> _Your task_: Wherever the word "automatically" appears in a line, copy that line.

> _Stored data_:
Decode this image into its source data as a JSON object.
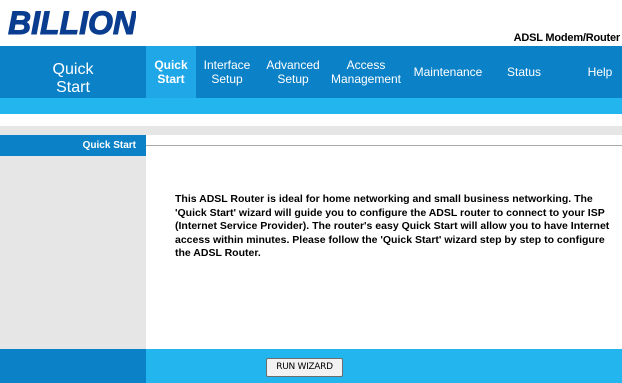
{
  "header": {
    "brand": "BILLION",
    "product": "ADSL Modem/Router"
  },
  "section": {
    "title": "Quick\nStart"
  },
  "nav": {
    "tabs": [
      {
        "label": "Quick\nStart"
      },
      {
        "label": "Interface\nSetup"
      },
      {
        "label": "Advanced\nSetup"
      },
      {
        "label": "Access\nManagement"
      },
      {
        "label": "Maintenance"
      },
      {
        "label": "Status"
      },
      {
        "label": "Help"
      }
    ]
  },
  "sidebar": {
    "label": "Quick Start"
  },
  "content": {
    "text": "This ADSL Router is ideal for home networking and small business networking. The 'Quick Start' wizard will guide you to configure the ADSL router to connect to your ISP (Internet Service Provider). The router's easy Quick Start will allow you to have Internet access within minutes. Please follow the 'Quick Start' wizard step by step to configure the ADSL Router."
  },
  "footer": {
    "button_label": "RUN WIZARD"
  },
  "colors": {
    "nav_dark": "#0b81c7",
    "nav_light": "#22b5ee",
    "active_tab": "#1fa7e8",
    "panel_gray": "#e6e6e6",
    "brand": "#0a3d8f"
  }
}
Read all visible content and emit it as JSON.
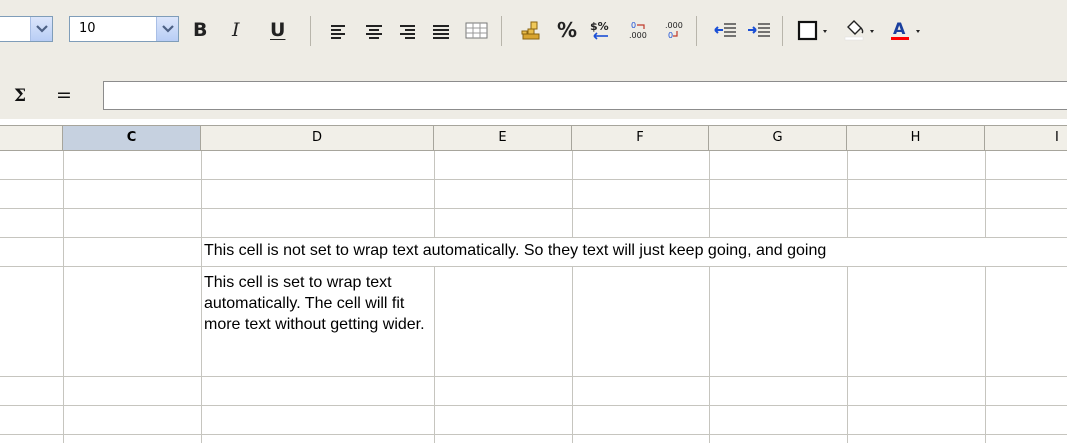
{
  "toolbar": {
    "font_name_value": "",
    "font_size_value": "10",
    "bold_label": "B",
    "italic_label": "I",
    "underline_label": "U",
    "percent_label": "%",
    "currency_label": "$%"
  },
  "formula_bar": {
    "sigma_label": "Σ",
    "equals_label": "=",
    "input_value": ""
  },
  "sheet": {
    "columns": [
      "C",
      "D",
      "E",
      "F",
      "G",
      "H",
      "I"
    ],
    "selected_column": "C"
  },
  "cells": {
    "overflow_text": "This cell is not set to wrap text automatically. So they text will just keep going, and going",
    "wrap_text": "This cell is set to wrap text automatically. The cell will fit more text without getting wider."
  },
  "icons": [
    "bold-icon",
    "italic-icon",
    "underline-icon",
    "align-left-icon",
    "align-center-icon",
    "align-right-icon",
    "justify-icon",
    "merge-cells-icon",
    "currency-icon",
    "percent-icon",
    "standard-format-icon",
    "add-decimal-icon",
    "remove-decimal-icon",
    "decrease-indent-icon",
    "increase-indent-icon",
    "borders-icon",
    "background-color-icon",
    "font-color-icon"
  ],
  "colors": {
    "toolbar_bg": "#eeece5",
    "selected_column_bg": "#c6d1e0",
    "font_color_bar": "#ff0000",
    "indent_arrow": "#1a4fd6"
  }
}
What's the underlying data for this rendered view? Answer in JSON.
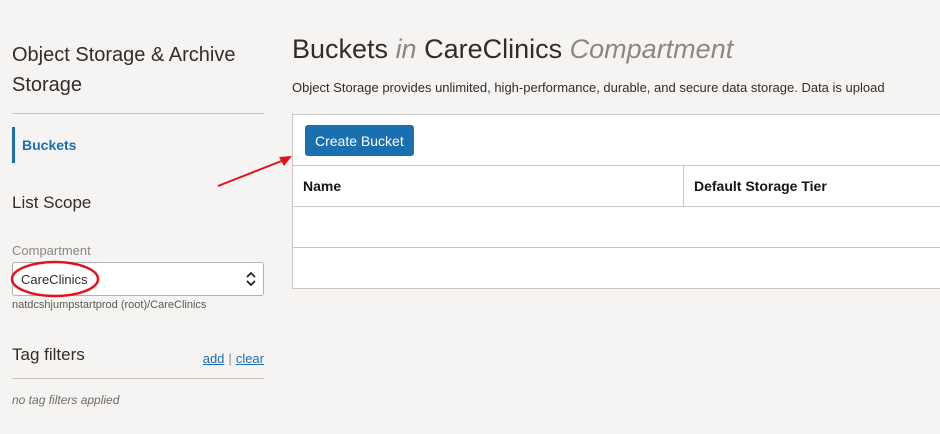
{
  "sidebar": {
    "title": "Object Storage & Archive Storage",
    "nav_items": [
      {
        "label": "Buckets",
        "active": true
      }
    ],
    "list_scope_title": "List Scope",
    "compartment_label": "Compartment",
    "compartment_value": "CareClinics",
    "compartment_path": "natdcshjumpstartprod (root)/CareClinics",
    "tag_filters_title": "Tag filters",
    "tag_add": "add",
    "tag_sep": "|",
    "tag_clear": "clear",
    "no_tags": "no tag filters applied"
  },
  "main": {
    "title_main": "Buckets",
    "title_in": "in",
    "title_compartment": "CareClinics",
    "title_suffix": "Compartment",
    "description": "Object Storage provides unlimited, high-performance, durable, and secure data storage. Data is upload",
    "create_button": "Create Bucket",
    "columns": [
      "Name",
      "Default Storage Tier"
    ]
  },
  "colors": {
    "accent": "#1a6fb0",
    "annotation": "#e0121b"
  }
}
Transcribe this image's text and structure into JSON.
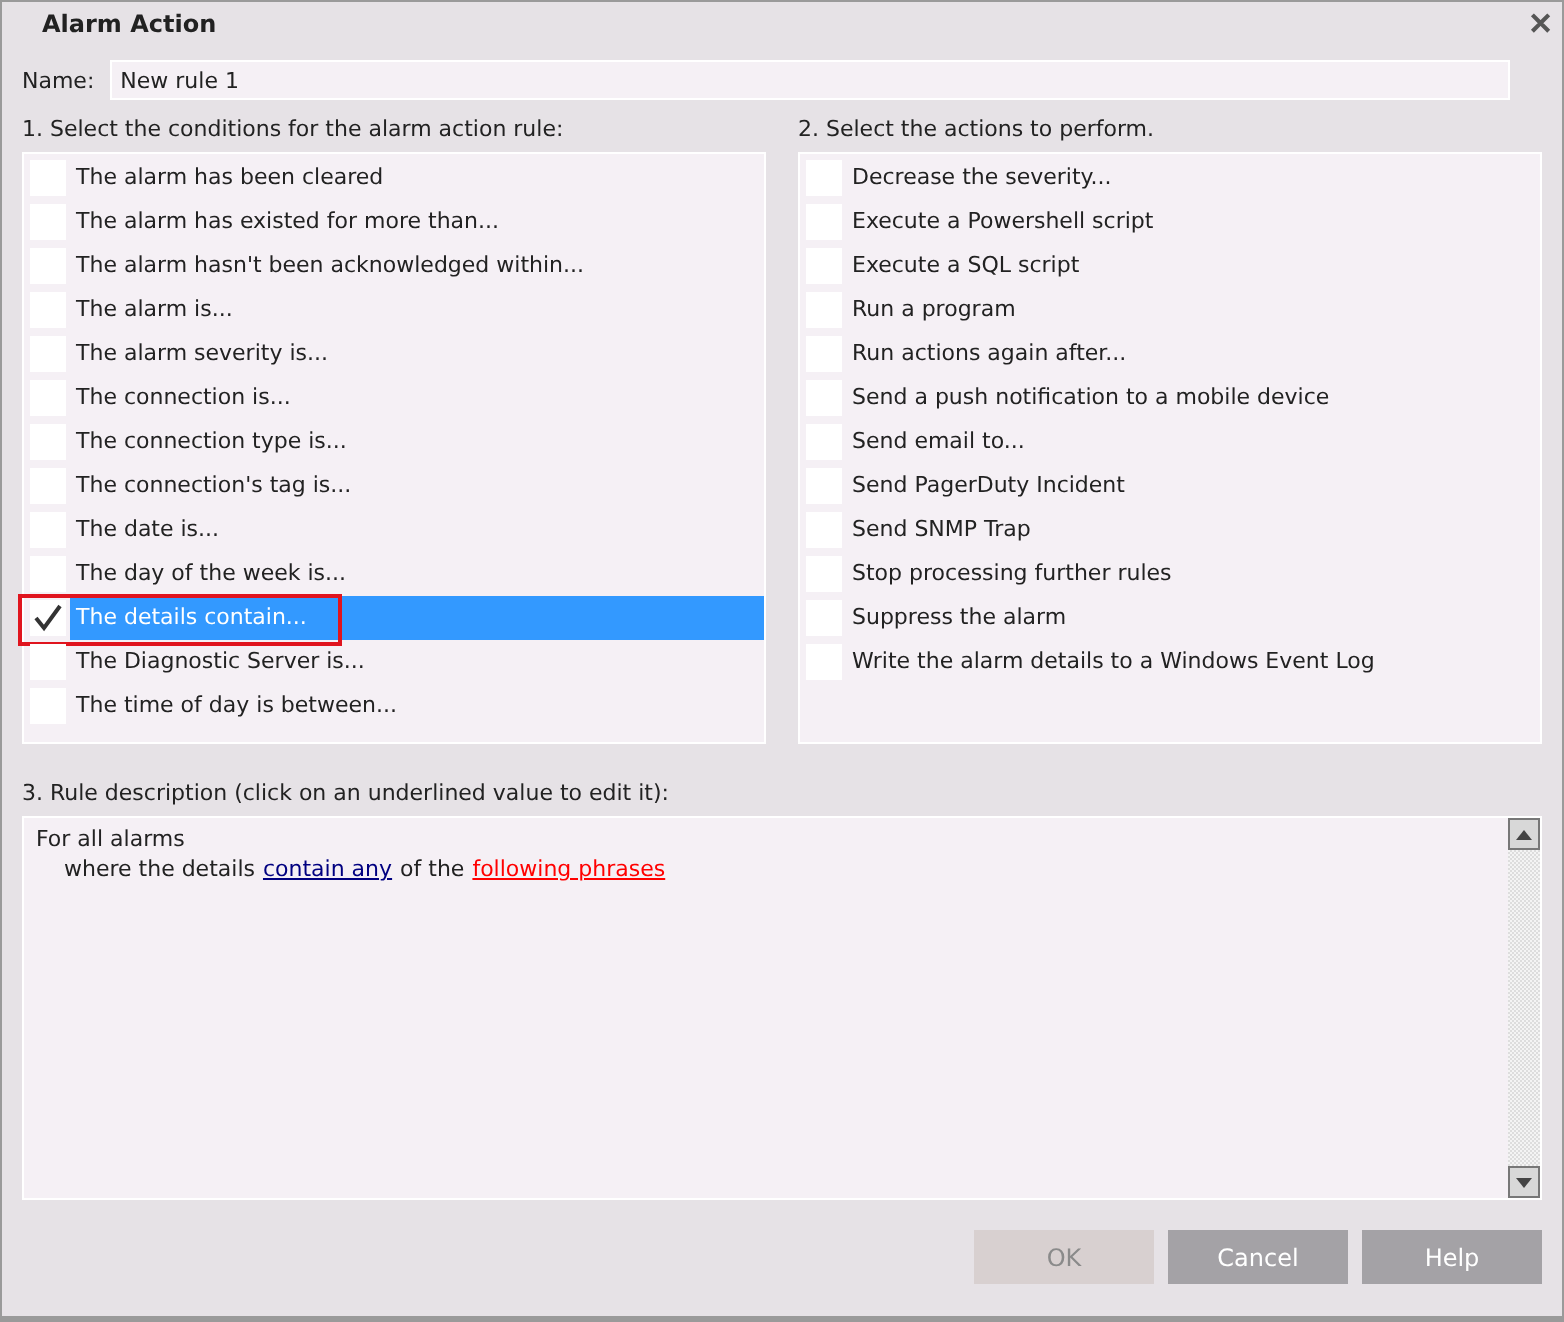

> _Solution to the problem_:
    "overflow_text": "This cell is not set to wrap text automatically. So they text will just keep going, and going",
    "wrap_text": "This cell is set to wrap text automatically. The cell will fit more text without getting wider."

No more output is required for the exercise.